▸ **Given request**
The data must be returned in full and exactly as given.

▸ **The data**
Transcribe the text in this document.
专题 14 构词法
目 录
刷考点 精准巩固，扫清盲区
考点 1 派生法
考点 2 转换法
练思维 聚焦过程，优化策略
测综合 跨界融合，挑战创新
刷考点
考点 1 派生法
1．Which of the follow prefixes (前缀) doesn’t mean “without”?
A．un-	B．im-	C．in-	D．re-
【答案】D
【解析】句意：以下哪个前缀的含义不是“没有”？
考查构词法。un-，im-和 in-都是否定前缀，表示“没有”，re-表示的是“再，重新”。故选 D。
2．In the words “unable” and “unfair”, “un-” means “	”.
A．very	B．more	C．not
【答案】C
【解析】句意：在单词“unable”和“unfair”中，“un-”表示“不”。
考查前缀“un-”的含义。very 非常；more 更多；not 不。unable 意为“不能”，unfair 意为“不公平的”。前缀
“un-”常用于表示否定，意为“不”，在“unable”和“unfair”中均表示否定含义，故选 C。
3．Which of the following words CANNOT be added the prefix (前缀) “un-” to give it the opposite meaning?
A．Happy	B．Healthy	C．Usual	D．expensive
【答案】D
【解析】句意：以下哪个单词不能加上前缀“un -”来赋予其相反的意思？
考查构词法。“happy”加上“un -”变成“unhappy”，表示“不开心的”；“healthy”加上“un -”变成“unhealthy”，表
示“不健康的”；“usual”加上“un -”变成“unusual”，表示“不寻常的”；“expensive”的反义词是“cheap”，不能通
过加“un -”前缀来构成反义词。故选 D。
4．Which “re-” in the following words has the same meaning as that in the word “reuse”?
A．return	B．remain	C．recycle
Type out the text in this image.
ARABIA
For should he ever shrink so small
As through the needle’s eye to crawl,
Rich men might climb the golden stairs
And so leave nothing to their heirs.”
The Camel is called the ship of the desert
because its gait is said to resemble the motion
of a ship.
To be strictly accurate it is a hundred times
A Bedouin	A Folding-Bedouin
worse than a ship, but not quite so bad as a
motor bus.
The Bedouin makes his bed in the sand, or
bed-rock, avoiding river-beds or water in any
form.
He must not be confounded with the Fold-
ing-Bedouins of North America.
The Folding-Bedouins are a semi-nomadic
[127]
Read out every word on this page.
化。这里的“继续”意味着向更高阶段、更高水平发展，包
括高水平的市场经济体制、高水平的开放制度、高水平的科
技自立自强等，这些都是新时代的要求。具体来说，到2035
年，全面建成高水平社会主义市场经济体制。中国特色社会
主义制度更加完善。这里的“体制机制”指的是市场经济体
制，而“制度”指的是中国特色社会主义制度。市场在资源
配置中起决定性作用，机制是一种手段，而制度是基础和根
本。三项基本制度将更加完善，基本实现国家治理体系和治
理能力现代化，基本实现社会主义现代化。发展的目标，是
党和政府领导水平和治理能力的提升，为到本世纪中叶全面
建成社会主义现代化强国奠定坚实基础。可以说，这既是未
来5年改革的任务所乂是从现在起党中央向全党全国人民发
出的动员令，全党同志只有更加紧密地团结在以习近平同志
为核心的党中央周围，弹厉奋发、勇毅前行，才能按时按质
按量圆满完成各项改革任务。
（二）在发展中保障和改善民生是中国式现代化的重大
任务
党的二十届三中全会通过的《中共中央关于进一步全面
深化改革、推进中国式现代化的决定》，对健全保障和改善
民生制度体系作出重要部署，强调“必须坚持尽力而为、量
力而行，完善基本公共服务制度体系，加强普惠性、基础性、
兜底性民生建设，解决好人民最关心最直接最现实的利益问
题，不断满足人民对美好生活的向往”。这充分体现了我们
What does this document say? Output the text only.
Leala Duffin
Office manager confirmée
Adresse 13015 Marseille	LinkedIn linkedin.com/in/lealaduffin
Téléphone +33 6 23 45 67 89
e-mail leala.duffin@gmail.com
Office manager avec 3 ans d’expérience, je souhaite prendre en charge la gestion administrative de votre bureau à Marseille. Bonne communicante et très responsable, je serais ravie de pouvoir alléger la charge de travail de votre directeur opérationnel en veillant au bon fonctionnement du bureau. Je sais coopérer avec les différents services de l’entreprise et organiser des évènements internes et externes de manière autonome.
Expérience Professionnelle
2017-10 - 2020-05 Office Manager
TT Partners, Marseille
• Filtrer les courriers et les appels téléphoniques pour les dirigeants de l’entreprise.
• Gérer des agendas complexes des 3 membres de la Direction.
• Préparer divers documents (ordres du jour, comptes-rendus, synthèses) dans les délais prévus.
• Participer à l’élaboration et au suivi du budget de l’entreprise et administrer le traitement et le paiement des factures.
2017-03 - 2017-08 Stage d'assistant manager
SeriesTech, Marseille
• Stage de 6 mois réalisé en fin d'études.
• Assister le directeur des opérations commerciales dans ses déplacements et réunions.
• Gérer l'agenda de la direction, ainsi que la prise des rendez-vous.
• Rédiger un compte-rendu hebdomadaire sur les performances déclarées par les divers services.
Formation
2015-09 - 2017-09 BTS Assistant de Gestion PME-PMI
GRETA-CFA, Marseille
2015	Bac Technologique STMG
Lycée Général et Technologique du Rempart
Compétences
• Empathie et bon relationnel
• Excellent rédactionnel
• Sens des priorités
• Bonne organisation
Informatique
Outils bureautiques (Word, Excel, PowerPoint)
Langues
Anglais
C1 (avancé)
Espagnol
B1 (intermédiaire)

▸ **Final result**
Transcribe the text in this document.
专题 14 构词法
目 录
刷考点 精准巩固，扫清盲区
考点 1 派生法
考点 2 转换法
练思维 聚焦过程，优化策略
测综合 跨界融合，挑战创新
刷考点
考点 1 派生法
1．Which of the follow prefixes (前缀) doesn’t mean “without”?
A．un-	B．im-	C．in-	D．re-
【答案】D
【解析】句意：以下哪个前缀的含义不是“没有”？
考查构词法。un-，im-和 in-都是否定前缀，表示“没有”，re-表示的是“再，重新”。故选 D。
2．In the words “unable” and “unfair”, “un-” means “	”.
A．very	B．more	C．not
【答案】C
【解析】句意：在单词“unable”和“unfair”中，“un-”表示“不”。
考查前缀“un-”的含义。very 非常；more 更多；not 不。unable 意为“不能”，unfair 意为“不公平的”。前缀
“un-”常用于表示否定，意为“不”，在“unable”和“unfair”中均表示否定含义，故选 C。
3．Which of the following words CANNOT be added the prefix (前缀) “un-” to give it the opposite meaning?
A．Happy	B．Healthy	C．Usual	D．expensive
【答案】D
【解析】句意：以下哪个单词不能加上前缀“un -”来赋予其相反的意思？
考查构词法。“happy”加上“un -”变成“unhappy”，表示“不开心的”；“healthy”加上“un -”变成“unhealthy”，表
示“不健康的”；“usual”加上“un -”变成“unusual”，表示“不寻常的”；“expensive”的反义词是“cheap”，不能通
过加“un -”前缀来构成反义词。故选 D。
4．Which “re-” in the following words has the same meaning as that in the word “reuse”?
A．return	B．remain	C．recycle
Type out the text in this image.
ARABIA
For should he ever shrink so small
As through the needle’s eye to crawl,
Rich men might climb the golden stairs
And so leave nothing to their heirs.”
The Camel is called the ship of the desert
because its gait is said to resemble the motion
of a ship.
To be strictly accurate it is a hundred times
A Bedouin	A Folding-Bedouin
worse than a ship, but not quite so bad as a
motor bus.
The Bedouin makes his bed in the sand, or
bed-rock, avoiding river-beds or water in any
form.
He must not be confounded with the Fold-
ing-Bedouins of North America.
The Folding-Bedouins are a semi-nomadic
[127]
Read out every word on this page.
化。这里的“继续”意味着向更高阶段、更高水平发展，包
括高水平的市场经济体制、高水平的开放制度、高水平的科
技自立自强等，这些都是新时代的要求。具体来说，到2035
年，全面建成高水平社会主义市场经济体制。中国特色社会
主义制度更加完善。这里的“体制机制”指的是市场经济体
制，而“制度”指的是中国特色社会主义制度。市场在资源
配置中起决定性作用，机制是一种手段，而制度是基础和根
本。三项基本制度将更加完善，基本实现国家治理体系和治
理能力现代化，基本实现社会主义现代化。发展的目标，是
党和政府领导水平和治理能力的提升，为到本世纪中叶全面
建成社会主义现代化强国奠定坚实基础。可以说，这既是未
来5年改革的任务所乂是从现在起党中央向全党全国人民发
出的动员令，全党同志只有更加紧密地团结在以习近平同志
为核心的党中央周围，弹厉奋发、勇毅前行，才能按时按质
按量圆满完成各项改革任务。
（二）在发展中保障和改善民生是中国式现代化的重大
任务
党的二十届三中全会通过的《中共中央关于进一步全面
深化改革、推进中国式现代化的决定》，对健全保障和改善
民生制度体系作出重要部署，强调“必须坚持尽力而为、量
力而行，完善基本公共服务制度体系，加强普惠性、基础性、
兜底性民生建设，解决好人民最关心最直接最现实的利益问
题，不断满足人民对美好生活的向往”。这充分体现了我们
What does this document say? Output the text only.
Leala Duffin
Office manager confirmée
Adresse 13015 Marseille	LinkedIn linkedin.com/in/lealaduffin
Téléphone +33 6 23 45 67 89
e-mail leala.duffin@gmail.com
Office manager avec 3 ans d’expérience, je souhaite prendre en charge la gestion administrative de votre bureau à Marseille. Bonne communicante et très responsable, je serais ravie de pouvoir alléger la charge de travail de votre directeur opérationnel en veillant au bon fonctionnement du bureau. Je sais coopérer avec les différents services de l’entreprise et organiser des évènements internes et externes de manière autonome.
Expérience Professionnelle
2017-10 - 2020-05 Office Manager
TT Partners, Marseille
• Filtrer les courriers et les appels téléphoniques pour les dirigeants de l’entreprise.
• Gérer des agendas complexes des 3 membres de la Direction.
• Préparer divers documents (ordres du jour, comptes-rendus, synthèses) dans les délais prévus.
• Participer à l’élaboration et au suivi du budget de l’entreprise et administrer le traitement et le paiement des factures.
2017-03 - 2017-08 Stage d'assistant manager
SeriesTech, Marseille
• Stage de 6 mois réalisé en fin d'études.
• Assister le directeur des opérations commerciales dans ses déplacements et réunions.
• Gérer l'agenda de la direction, ainsi que la prise des rendez-vous.
• Rédiger un compte-rendu hebdomadaire sur les performances déclarées par les divers services.
Formation
2015-09 - 2017-09 BTS Assistant de Gestion PME-PMI
GRETA-CFA, Marseille
2015	Bac Technologique STMG
Lycée Général et Technologique du Rempart
Compétences
• Empathie et bon relationnel
• Excellent rédactionnel
• Sens des priorités
• Bonne organisation
Informatique
Outils bureautiques (Word, Excel, PowerPoint)
Langues
Anglais
C1 (avancé)
Espagnol
B1 (intermédiaire)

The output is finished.